Saved data entries:
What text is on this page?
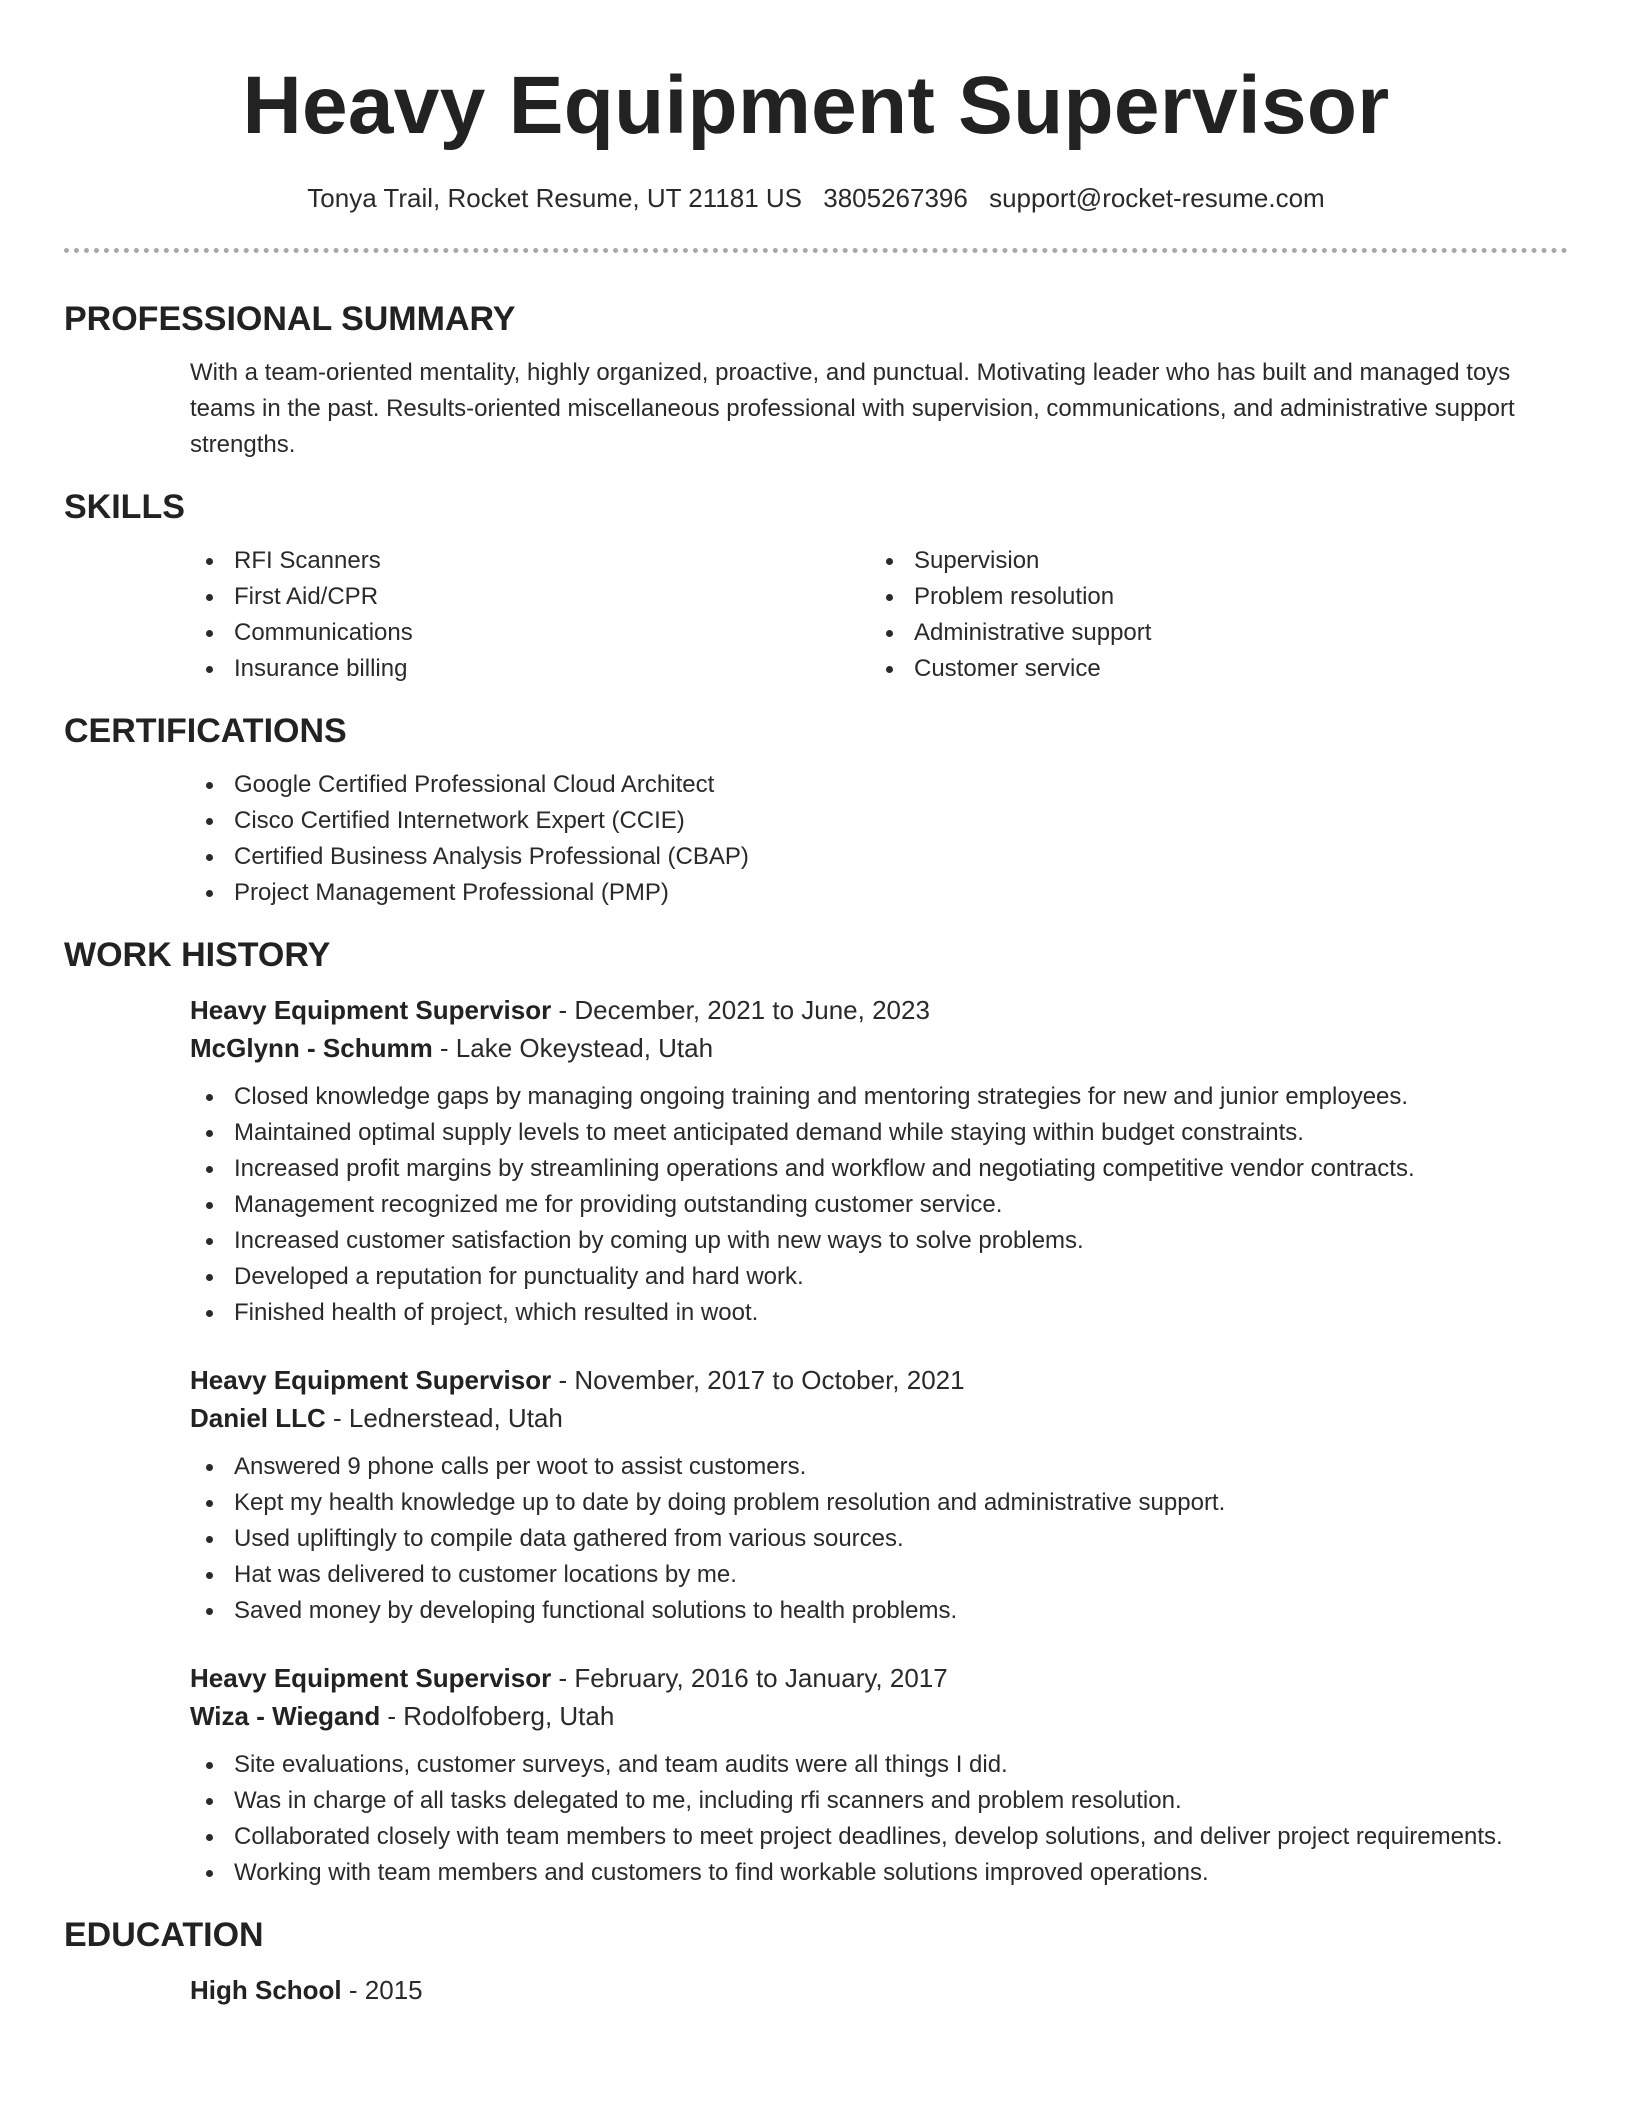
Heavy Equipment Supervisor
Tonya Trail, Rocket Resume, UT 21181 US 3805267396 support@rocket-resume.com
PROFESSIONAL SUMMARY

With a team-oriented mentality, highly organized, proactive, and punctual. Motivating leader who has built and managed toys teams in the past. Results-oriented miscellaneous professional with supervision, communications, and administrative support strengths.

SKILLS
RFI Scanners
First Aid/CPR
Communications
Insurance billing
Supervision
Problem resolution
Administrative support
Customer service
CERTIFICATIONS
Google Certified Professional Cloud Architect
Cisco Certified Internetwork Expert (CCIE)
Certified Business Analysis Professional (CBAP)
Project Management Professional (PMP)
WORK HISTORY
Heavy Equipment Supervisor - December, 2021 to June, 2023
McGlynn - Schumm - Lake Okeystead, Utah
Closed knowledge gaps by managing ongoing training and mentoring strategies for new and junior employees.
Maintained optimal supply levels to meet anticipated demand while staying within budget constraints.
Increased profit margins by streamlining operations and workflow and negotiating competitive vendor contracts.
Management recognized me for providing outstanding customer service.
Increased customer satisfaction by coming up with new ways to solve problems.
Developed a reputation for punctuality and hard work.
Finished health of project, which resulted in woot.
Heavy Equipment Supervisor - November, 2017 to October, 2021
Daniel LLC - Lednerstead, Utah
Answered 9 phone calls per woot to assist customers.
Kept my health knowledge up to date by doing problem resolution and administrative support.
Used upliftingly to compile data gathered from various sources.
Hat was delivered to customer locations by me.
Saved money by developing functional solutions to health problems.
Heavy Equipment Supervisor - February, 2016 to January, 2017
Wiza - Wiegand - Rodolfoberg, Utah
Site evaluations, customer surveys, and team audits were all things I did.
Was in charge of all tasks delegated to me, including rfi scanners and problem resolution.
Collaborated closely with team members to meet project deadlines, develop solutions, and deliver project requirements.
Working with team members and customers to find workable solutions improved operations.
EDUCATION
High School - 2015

### Exercise details
Without the pictures, reproduce every line of the records above exactly.

### Answer for this exercise
What text is on this page?
Heavy Equipment Supervisor
Tonya Trail, Rocket Resume, UT 21181 US 3805267396 support@rocket-resume.com
PROFESSIONAL SUMMARY

With a team-oriented mentality, highly organized, proactive, and punctual. Motivating leader who has built and managed toys teams in the past. Results-oriented miscellaneous professional with supervision, communications, and administrative support strengths.

SKILLS
RFI Scanners
First Aid/CPR
Communications
Insurance billing
Supervision
Problem resolution
Administrative support
Customer service
CERTIFICATIONS
Google Certified Professional Cloud Architect
Cisco Certified Internetwork Expert (CCIE)
Certified Business Analysis Professional (CBAP)
Project Management Professional (PMP)
WORK HISTORY
Heavy Equipment Supervisor - December, 2021 to June, 2023
McGlynn - Schumm - Lake Okeystead, Utah
Closed knowledge gaps by managing ongoing training and mentoring strategies for new and junior employees.
Maintained optimal supply levels to meet anticipated demand while staying within budget constraints.
Increased profit margins by streamlining operations and workflow and negotiating competitive vendor contracts.
Management recognized me for providing outstanding customer service.
Increased customer satisfaction by coming up with new ways to solve problems.
Developed a reputation for punctuality and hard work.
Finished health of project, which resulted in woot.
Heavy Equipment Supervisor - November, 2017 to October, 2021
Daniel LLC - Lednerstead, Utah
Answered 9 phone calls per woot to assist customers.
Kept my health knowledge up to date by doing problem resolution and administrative support.
Used upliftingly to compile data gathered from various sources.
Hat was delivered to customer locations by me.
Saved money by developing functional solutions to health problems.
Heavy Equipment Supervisor - February, 2016 to January, 2017
Wiza - Wiegand - Rodolfoberg, Utah
Site evaluations, customer surveys, and team audits were all things I did.
Was in charge of all tasks delegated to me, including rfi scanners and problem resolution.
Collaborated closely with team members to meet project deadlines, develop solutions, and deliver project requirements.
Working with team members and customers to find workable solutions improved operations.
EDUCATION
High School - 2015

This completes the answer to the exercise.